Figure collection entries:
--------------------------------
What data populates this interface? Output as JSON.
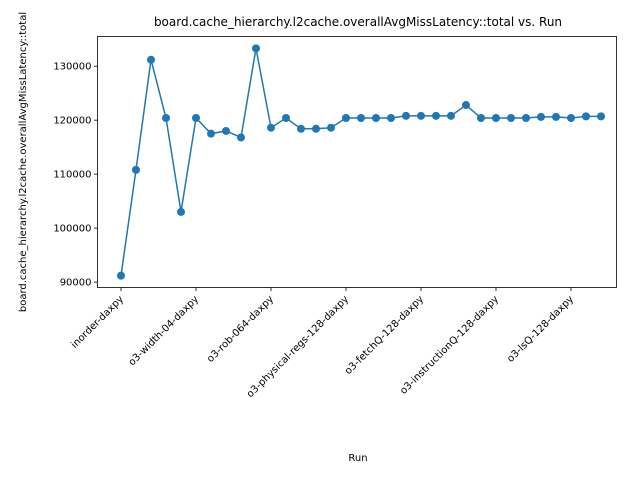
{
  "chart_data": {
    "type": "line",
    "title": "board.cache_hierarchy.l2cache.overallAvgMissLatency::total vs. Run",
    "xlabel": "Run",
    "ylabel": "board.cache_hierarchy.l2cache.overallAvgMissLatency::total",
    "ylim": [
      89000,
      135500
    ],
    "yticks": [
      90000,
      100000,
      110000,
      120000,
      130000
    ],
    "xtick_labels": [
      {
        "index": 0,
        "label": "inorder-daxpy"
      },
      {
        "index": 5,
        "label": "o3-width-04-daxpy"
      },
      {
        "index": 10,
        "label": "o3-rob-064-daxpy"
      },
      {
        "index": 15,
        "label": "o3-physical-regs-128-daxpy"
      },
      {
        "index": 20,
        "label": "o3-fetchQ-128-daxpy"
      },
      {
        "index": 25,
        "label": "o3-instructionQ-128-daxpy"
      },
      {
        "index": 30,
        "label": "o3-lsQ-128-daxpy"
      }
    ],
    "grid": false,
    "series": [
      {
        "color": "#1f77b4",
        "marker": "circle",
        "values": [
          91200,
          110800,
          131200,
          120400,
          103000,
          120400,
          117500,
          118000,
          116800,
          133300,
          118600,
          120400,
          118400,
          118400,
          118600,
          120400,
          120400,
          120400,
          120400,
          120800,
          120800,
          120800,
          120800,
          122800,
          120400,
          120400,
          120400,
          120400,
          120600,
          120600,
          120400,
          120700,
          120700
        ]
      }
    ]
  }
}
--------------------------------
▶ [DIRECTIVE]
Pick each line holding the word "daxpy" out of the listing.

▶ [SOLUTION FOR THIS EXERCISE]
        "label": "inorder-daxpy"
        "label": "o3-width-04-daxpy"
        "label": "o3-rob-064-daxpy"
        "label": "o3-physical-regs-128-daxpy"
        "label": "o3-fetchQ-128-daxpy"
        "label": "o3-instructionQ-128-daxpy"
        "label": "o3-lsQ-128-daxpy"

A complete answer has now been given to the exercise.